— start of Data excerpts —

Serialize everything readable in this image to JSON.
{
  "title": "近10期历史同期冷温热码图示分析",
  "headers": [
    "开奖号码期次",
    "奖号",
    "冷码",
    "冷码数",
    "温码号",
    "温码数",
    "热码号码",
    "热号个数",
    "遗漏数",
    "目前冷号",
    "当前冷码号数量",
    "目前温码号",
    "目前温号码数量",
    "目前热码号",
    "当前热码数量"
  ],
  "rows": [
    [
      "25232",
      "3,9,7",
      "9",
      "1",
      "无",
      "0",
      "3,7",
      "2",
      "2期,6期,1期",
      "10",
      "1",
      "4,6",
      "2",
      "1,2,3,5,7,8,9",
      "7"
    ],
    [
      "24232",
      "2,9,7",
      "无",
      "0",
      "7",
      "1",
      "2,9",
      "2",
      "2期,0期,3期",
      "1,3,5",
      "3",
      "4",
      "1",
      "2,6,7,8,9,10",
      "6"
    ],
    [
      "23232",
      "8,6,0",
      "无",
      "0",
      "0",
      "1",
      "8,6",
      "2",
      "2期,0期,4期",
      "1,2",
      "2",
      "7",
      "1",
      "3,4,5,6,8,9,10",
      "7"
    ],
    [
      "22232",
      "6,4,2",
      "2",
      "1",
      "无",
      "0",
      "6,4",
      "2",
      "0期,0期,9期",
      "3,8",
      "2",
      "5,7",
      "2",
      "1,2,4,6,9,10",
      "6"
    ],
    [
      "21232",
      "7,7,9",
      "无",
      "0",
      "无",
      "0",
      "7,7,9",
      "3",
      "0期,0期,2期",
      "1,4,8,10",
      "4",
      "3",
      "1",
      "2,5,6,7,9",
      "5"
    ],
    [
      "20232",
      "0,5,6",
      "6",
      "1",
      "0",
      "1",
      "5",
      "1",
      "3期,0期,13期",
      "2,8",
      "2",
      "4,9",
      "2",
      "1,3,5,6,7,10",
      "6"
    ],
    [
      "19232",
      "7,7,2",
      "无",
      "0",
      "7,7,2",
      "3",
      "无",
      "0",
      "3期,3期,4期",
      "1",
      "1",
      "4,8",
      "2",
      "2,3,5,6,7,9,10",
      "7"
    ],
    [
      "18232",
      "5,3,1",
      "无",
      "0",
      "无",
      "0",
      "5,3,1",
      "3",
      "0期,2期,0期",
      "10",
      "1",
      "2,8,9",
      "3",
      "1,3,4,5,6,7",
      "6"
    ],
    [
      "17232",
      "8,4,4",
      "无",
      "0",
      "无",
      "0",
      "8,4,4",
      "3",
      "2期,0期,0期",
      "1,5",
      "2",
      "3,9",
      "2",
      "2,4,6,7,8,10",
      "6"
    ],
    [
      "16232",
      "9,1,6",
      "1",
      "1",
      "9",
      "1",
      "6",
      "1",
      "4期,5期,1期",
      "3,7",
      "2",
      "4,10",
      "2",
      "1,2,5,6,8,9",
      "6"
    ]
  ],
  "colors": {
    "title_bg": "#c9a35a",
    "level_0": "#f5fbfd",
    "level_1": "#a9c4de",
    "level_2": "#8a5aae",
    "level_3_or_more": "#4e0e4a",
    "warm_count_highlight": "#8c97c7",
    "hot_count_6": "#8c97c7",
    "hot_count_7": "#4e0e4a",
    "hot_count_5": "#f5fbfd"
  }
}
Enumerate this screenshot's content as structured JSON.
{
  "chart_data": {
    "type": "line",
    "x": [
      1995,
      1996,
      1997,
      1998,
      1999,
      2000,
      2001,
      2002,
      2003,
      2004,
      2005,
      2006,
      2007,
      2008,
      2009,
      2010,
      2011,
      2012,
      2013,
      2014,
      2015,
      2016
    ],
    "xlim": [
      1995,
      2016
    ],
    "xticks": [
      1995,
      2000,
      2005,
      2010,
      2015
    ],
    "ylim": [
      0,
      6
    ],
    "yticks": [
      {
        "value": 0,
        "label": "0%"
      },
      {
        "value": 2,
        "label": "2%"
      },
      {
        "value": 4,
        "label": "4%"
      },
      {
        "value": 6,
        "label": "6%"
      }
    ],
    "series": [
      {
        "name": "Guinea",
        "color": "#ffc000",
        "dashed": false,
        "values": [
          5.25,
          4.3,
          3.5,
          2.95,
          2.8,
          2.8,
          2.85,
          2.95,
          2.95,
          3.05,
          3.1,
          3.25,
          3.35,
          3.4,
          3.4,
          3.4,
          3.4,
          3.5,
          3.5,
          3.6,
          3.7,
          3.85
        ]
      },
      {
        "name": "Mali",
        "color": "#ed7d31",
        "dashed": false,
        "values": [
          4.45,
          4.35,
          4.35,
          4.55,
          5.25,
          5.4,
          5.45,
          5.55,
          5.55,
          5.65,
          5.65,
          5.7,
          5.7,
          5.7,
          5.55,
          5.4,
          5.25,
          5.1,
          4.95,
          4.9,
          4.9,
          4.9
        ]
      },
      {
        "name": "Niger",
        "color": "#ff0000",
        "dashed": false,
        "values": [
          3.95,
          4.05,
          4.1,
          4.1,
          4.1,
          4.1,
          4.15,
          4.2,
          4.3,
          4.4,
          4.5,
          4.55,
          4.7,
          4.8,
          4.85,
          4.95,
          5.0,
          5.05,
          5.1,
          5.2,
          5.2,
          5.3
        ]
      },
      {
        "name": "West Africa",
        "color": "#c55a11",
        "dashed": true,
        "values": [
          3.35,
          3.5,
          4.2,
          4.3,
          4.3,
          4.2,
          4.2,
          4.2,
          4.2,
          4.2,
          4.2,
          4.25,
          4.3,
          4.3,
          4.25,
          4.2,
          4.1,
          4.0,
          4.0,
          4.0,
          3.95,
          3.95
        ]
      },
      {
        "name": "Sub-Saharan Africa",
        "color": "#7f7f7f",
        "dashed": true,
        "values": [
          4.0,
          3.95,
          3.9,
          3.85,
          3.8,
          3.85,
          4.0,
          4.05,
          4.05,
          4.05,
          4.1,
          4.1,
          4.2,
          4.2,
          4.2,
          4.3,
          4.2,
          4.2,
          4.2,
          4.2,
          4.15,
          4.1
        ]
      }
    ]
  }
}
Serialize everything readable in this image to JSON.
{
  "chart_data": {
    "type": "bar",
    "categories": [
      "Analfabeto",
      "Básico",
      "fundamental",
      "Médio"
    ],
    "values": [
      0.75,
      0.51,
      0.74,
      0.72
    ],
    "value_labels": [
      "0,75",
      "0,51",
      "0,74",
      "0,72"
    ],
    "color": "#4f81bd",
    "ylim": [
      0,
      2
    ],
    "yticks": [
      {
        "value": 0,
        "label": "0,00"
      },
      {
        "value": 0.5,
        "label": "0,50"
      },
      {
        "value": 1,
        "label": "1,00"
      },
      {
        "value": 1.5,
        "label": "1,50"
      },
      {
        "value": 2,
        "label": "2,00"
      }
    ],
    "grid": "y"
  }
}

— end of Data excerpts —

The problem:
Restate each record word for word.

Output for this task:
Serialize everything readable in this image to JSON.
{
  "title": "近10期历史同期冷温热码图示分析",
  "headers": [
    "开奖号码期次",
    "奖号",
    "冷码",
    "冷码数",
    "温码号",
    "温码数",
    "热码号码",
    "热号个数",
    "遗漏数",
    "目前冷号",
    "当前冷码号数量",
    "目前温码号",
    "目前温号码数量",
    "目前热码号",
    "当前热码数量"
  ],
  "rows": [
    [
      "25232",
      "3,9,7",
      "9",
      "1",
      "无",
      "0",
      "3,7",
      "2",
      "2期,6期,1期",
      "10",
      "1",
      "4,6",
      "2",
      "1,2,3,5,7,8,9",
      "7"
    ],
    [
      "24232",
      "2,9,7",
      "无",
      "0",
      "7",
      "1",
      "2,9",
      "2",
      "2期,0期,3期",
      "1,3,5",
      "3",
      "4",
      "1",
      "2,6,7,8,9,10",
      "6"
    ],
    [
      "23232",
      "8,6,0",
      "无",
      "0",
      "0",
      "1",
      "8,6",
      "2",
      "2期,0期,4期",
      "1,2",
      "2",
      "7",
      "1",
      "3,4,5,6,8,9,10",
      "7"
    ],
    [
      "22232",
      "6,4,2",
      "2",
      "1",
      "无",
      "0",
      "6,4",
      "2",
      "0期,0期,9期",
      "3,8",
      "2",
      "5,7",
      "2",
      "1,2,4,6,9,10",
      "6"
    ],
    [
      "21232",
      "7,7,9",
      "无",
      "0",
      "无",
      "0",
      "7,7,9",
      "3",
      "0期,0期,2期",
      "1,4,8,10",
      "4",
      "3",
      "1",
      "2,5,6,7,9",
      "5"
    ],
    [
      "20232",
      "0,5,6",
      "6",
      "1",
      "0",
      "1",
      "5",
      "1",
      "3期,0期,13期",
      "2,8",
      "2",
      "4,9",
      "2",
      "1,3,5,6,7,10",
      "6"
    ],
    [
      "19232",
      "7,7,2",
      "无",
      "0",
      "7,7,2",
      "3",
      "无",
      "0",
      "3期,3期,4期",
      "1",
      "1",
      "4,8",
      "2",
      "2,3,5,6,7,9,10",
      "7"
    ],
    [
      "18232",
      "5,3,1",
      "无",
      "0",
      "无",
      "0",
      "5,3,1",
      "3",
      "0期,2期,0期",
      "10",
      "1",
      "2,8,9",
      "3",
      "1,3,4,5,6,7",
      "6"
    ],
    [
      "17232",
      "8,4,4",
      "无",
      "0",
      "无",
      "0",
      "8,4,4",
      "3",
      "2期,0期,0期",
      "1,5",
      "2",
      "3,9",
      "2",
      "2,4,6,7,8,10",
      "6"
    ],
    [
      "16232",
      "9,1,6",
      "1",
      "1",
      "9",
      "1",
      "6",
      "1",
      "4期,5期,1期",
      "3,7",
      "2",
      "4,10",
      "2",
      "1,2,5,6,8,9",
      "6"
    ]
  ],
  "colors": {
    "title_bg": "#c9a35a",
    "level_0": "#f5fbfd",
    "level_1": "#a9c4de",
    "level_2": "#8a5aae",
    "level_3_or_more": "#4e0e4a",
    "warm_count_highlight": "#8c97c7",
    "hot_count_6": "#8c97c7",
    "hot_count_7": "#4e0e4a",
    "hot_count_5": "#f5fbfd"
  }
}
Enumerate this screenshot's content as structured JSON.
{
  "chart_data": {
    "type": "line",
    "x": [
      1995,
      1996,
      1997,
      1998,
      1999,
      2000,
      2001,
      2002,
      2003,
      2004,
      2005,
      2006,
      2007,
      2008,
      2009,
      2010,
      2011,
      2012,
      2013,
      2014,
      2015,
      2016
    ],
    "xlim": [
      1995,
      2016
    ],
    "xticks": [
      1995,
      2000,
      2005,
      2010,
      2015
    ],
    "ylim": [
      0,
      6
    ],
    "yticks": [
      {
        "value": 0,
        "label": "0%"
      },
      {
        "value": 2,
        "label": "2%"
      },
      {
        "value": 4,
        "label": "4%"
      },
      {
        "value": 6,
        "label": "6%"
      }
    ],
    "series": [
      {
        "name": "Guinea",
        "color": "#ffc000",
        "dashed": false,
        "values": [
          5.25,
          4.3,
          3.5,
          2.95,
          2.8,
          2.8,
          2.85,
          2.95,
          2.95,
          3.05,
          3.1,
          3.25,
          3.35,
          3.4,
          3.4,
          3.4,
          3.4,
          3.5,
          3.5,
          3.6,
          3.7,
          3.85
        ]
      },
      {
        "name": "Mali",
        "color": "#ed7d31",
        "dashed": false,
        "values": [
          4.45,
          4.35,
          4.35,
          4.55,
          5.25,
          5.4,
          5.45,
          5.55,
          5.55,
          5.65,
          5.65,
          5.7,
          5.7,
          5.7,
          5.55,
          5.4,
          5.25,
          5.1,
          4.95,
          4.9,
          4.9,
          4.9
        ]
      },
      {
        "name": "Niger",
        "color": "#ff0000",
        "dashed": false,
        "values": [
          3.95,
          4.05,
          4.1,
          4.1,
          4.1,
          4.1,
          4.15,
          4.2,
          4.3,
          4.4,
          4.5,
          4.55,
          4.7,
          4.8,
          4.85,
          4.95,
          5.0,
          5.05,
          5.1,
          5.2,
          5.2,
          5.3
        ]
      },
      {
        "name": "West Africa",
        "color": "#c55a11",
        "dashed": true,
        "values": [
          3.35,
          3.5,
          4.2,
          4.3,
          4.3,
          4.2,
          4.2,
          4.2,
          4.2,
          4.2,
          4.2,
          4.25,
          4.3,
          4.3,
          4.25,
          4.2,
          4.1,
          4.0,
          4.0,
          4.0,
          3.95,
          3.95
        ]
      },
      {
        "name": "Sub-Saharan Africa",
        "color": "#7f7f7f",
        "dashed": true,
        "values": [
          4.0,
          3.95,
          3.9,
          3.85,
          3.8,
          3.85,
          4.0,
          4.05,
          4.05,
          4.05,
          4.1,
          4.1,
          4.2,
          4.2,
          4.2,
          4.3,
          4.2,
          4.2,
          4.2,
          4.2,
          4.15,
          4.1
        ]
      }
    ]
  }
}
Serialize everything readable in this image to JSON.
{
  "chart_data": {
    "type": "bar",
    "categories": [
      "Analfabeto",
      "Básico",
      "fundamental",
      "Médio"
    ],
    "values": [
      0.75,
      0.51,
      0.74,
      0.72
    ],
    "value_labels": [
      "0,75",
      "0,51",
      "0,74",
      "0,72"
    ],
    "color": "#4f81bd",
    "ylim": [
      0,
      2
    ],
    "yticks": [
      {
        "value": 0,
        "label": "0,00"
      },
      {
        "value": 0.5,
        "label": "0,50"
      },
      {
        "value": 1,
        "label": "1,00"
      },
      {
        "value": 1.5,
        "label": "1,50"
      },
      {
        "value": 2,
        "label": "2,00"
      }
    ],
    "grid": "y"
  }
}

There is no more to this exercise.